[Extracted records]
--- BEGIN ---

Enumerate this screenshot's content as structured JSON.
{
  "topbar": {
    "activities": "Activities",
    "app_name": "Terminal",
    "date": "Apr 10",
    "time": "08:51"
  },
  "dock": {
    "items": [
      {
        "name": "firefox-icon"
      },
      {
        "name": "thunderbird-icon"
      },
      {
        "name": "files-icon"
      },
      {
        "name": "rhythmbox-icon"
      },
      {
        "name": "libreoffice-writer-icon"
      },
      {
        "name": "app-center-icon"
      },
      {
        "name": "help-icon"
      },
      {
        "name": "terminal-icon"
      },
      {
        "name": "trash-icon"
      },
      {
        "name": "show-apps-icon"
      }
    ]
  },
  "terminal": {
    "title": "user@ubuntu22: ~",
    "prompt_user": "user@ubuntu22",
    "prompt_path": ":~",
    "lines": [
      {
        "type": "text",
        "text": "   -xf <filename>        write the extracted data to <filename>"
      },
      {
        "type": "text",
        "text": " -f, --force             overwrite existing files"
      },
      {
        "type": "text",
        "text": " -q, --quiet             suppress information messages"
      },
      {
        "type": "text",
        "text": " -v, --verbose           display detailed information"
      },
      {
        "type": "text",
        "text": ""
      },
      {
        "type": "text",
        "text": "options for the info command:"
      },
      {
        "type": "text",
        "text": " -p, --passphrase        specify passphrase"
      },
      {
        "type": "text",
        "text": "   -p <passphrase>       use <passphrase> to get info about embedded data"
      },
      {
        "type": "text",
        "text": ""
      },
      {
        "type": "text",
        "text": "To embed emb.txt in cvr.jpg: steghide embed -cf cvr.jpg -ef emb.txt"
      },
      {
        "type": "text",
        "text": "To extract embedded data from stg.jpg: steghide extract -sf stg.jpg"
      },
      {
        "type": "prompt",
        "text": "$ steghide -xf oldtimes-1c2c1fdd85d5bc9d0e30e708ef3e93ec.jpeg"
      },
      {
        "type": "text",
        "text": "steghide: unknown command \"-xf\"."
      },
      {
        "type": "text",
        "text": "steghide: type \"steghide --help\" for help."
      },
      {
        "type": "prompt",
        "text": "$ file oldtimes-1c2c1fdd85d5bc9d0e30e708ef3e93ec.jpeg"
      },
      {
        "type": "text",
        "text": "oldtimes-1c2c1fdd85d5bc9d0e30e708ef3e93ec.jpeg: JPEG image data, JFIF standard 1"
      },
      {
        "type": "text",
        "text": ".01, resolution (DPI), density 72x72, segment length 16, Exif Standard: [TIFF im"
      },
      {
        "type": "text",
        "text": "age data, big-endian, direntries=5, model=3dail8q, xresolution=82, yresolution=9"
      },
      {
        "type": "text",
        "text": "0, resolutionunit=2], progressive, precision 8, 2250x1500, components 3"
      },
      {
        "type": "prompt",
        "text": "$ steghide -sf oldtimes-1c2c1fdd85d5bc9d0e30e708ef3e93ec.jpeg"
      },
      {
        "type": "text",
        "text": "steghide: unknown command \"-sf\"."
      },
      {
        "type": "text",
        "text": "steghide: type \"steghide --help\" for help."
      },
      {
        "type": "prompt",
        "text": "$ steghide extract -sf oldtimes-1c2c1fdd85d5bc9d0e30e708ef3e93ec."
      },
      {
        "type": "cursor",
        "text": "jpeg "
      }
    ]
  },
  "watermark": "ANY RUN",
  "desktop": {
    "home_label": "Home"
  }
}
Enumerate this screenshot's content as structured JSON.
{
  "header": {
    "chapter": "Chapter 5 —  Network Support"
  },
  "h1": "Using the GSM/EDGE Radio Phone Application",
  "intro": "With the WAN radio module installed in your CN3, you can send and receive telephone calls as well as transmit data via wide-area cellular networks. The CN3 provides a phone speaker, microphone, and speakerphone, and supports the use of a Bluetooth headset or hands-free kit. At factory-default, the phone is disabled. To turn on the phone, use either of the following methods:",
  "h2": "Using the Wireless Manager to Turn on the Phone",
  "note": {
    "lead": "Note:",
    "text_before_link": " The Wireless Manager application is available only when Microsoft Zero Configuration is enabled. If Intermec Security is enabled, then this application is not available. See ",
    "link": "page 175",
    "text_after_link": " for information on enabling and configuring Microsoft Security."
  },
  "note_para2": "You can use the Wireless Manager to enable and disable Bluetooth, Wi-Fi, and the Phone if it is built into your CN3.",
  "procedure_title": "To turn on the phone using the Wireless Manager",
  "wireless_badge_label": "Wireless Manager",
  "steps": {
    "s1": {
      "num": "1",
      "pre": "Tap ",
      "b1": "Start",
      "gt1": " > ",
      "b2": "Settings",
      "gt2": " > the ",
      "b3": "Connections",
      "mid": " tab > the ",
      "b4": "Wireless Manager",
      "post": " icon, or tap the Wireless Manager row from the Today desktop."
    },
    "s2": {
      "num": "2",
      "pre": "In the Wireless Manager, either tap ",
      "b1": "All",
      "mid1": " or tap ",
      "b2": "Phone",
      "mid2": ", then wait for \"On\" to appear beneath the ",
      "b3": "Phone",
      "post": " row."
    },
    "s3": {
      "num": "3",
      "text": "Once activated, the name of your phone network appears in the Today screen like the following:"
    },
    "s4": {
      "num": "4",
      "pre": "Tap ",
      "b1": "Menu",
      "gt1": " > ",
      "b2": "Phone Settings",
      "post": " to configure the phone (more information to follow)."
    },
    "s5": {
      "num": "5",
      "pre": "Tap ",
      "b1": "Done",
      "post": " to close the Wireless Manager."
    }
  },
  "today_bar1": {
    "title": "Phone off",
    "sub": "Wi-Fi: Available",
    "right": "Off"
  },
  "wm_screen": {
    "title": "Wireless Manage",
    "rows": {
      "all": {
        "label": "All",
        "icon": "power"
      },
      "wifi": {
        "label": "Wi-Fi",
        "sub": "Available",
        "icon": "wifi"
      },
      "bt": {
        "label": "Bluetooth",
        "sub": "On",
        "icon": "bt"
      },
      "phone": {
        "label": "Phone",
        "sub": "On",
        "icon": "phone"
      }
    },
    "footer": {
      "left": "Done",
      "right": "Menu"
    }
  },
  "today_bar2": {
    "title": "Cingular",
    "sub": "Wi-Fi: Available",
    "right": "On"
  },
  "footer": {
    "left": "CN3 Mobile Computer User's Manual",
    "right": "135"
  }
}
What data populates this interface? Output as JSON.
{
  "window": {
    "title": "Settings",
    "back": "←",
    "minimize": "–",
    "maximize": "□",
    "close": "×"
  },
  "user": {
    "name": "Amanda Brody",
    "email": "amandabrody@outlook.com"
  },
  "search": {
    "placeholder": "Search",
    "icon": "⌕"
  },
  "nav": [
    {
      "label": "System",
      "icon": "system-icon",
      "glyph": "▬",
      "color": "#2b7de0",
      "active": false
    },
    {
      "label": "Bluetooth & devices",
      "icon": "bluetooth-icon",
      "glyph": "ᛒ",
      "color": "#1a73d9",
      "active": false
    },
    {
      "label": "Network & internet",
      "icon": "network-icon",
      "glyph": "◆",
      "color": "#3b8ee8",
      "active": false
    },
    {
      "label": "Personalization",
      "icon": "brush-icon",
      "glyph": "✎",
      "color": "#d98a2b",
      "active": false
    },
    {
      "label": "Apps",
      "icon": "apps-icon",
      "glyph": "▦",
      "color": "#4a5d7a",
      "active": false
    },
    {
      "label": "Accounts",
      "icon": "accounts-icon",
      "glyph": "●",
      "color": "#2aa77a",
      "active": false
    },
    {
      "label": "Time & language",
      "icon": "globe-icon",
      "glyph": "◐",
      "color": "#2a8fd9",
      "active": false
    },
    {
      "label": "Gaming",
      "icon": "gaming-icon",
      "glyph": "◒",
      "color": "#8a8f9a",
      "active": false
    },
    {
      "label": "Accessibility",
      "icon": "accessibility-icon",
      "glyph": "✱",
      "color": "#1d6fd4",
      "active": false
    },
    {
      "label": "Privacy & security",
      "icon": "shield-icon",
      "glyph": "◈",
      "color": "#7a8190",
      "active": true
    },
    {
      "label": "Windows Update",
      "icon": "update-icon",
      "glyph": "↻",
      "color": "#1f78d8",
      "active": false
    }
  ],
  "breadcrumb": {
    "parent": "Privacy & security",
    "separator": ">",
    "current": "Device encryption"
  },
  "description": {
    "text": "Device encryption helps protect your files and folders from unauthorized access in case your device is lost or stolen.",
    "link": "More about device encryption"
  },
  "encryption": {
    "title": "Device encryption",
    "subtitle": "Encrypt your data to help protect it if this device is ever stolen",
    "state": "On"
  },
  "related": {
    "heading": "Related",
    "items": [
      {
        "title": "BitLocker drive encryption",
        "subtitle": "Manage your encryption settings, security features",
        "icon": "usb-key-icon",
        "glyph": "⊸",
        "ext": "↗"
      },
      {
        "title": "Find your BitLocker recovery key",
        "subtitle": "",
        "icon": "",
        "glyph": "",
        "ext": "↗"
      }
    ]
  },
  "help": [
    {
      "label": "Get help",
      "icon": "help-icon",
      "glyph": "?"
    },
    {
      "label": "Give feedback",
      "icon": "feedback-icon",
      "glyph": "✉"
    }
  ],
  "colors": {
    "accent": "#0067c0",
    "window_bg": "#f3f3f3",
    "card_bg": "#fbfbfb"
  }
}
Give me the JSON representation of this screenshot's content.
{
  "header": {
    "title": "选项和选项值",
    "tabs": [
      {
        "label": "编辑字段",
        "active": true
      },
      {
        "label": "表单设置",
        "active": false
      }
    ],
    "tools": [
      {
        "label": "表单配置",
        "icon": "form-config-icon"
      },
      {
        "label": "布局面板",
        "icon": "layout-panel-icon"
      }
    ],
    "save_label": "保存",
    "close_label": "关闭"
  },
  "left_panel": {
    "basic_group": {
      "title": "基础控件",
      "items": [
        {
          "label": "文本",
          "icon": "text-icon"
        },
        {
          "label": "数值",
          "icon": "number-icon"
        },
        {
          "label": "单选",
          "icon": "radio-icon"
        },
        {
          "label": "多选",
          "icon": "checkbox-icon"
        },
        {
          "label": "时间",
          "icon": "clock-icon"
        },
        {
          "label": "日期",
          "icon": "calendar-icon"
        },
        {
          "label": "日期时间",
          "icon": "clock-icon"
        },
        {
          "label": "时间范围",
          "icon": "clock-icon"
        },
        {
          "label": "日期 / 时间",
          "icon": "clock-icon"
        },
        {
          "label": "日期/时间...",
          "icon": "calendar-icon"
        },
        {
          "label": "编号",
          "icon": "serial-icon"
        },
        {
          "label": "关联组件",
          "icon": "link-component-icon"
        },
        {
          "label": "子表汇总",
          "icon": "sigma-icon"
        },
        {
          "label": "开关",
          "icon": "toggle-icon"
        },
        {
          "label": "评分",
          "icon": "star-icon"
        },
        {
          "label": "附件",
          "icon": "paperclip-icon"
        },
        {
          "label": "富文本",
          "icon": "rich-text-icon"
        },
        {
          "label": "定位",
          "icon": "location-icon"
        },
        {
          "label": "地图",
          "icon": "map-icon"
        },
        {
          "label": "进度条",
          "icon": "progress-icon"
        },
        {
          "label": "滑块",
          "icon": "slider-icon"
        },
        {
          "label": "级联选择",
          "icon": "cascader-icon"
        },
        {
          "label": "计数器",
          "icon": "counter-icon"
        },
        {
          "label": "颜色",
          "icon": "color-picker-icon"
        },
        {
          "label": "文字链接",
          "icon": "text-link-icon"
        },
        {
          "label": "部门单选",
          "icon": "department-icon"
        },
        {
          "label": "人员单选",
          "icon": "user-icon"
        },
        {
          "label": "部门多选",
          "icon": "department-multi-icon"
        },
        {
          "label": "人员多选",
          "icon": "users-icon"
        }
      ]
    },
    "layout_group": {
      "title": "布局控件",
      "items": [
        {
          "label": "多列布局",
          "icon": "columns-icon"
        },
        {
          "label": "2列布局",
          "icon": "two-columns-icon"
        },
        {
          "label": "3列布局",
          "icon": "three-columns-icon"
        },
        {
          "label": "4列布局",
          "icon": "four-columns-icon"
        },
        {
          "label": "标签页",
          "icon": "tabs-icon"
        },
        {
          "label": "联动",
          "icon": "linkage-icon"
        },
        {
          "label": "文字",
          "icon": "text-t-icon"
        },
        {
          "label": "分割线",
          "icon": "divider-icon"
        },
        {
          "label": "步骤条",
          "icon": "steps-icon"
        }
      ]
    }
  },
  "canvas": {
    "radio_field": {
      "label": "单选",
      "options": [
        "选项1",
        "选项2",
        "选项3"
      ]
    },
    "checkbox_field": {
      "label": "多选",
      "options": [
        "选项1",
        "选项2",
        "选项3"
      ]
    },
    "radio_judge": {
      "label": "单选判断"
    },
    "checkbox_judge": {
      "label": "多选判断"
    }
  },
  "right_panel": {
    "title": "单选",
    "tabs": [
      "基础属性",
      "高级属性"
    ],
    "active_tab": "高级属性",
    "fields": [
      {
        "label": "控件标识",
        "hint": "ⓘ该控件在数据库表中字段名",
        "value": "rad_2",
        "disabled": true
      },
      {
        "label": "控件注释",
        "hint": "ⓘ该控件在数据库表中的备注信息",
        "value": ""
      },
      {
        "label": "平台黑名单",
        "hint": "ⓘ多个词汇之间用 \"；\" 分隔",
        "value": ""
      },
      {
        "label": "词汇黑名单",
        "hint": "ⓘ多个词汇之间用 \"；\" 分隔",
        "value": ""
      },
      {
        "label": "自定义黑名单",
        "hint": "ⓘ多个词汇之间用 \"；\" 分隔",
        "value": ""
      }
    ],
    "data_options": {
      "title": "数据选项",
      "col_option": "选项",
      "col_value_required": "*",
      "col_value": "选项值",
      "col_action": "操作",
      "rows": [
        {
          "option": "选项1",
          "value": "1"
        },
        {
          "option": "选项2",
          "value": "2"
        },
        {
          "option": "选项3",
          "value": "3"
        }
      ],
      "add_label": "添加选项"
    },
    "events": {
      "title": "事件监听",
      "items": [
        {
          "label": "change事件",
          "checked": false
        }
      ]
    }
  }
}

--- END ---

Goal of the exercise:
Give the number of lines in the records above that contain the word "department". Reply with that number alone.

Solution for this problem:
2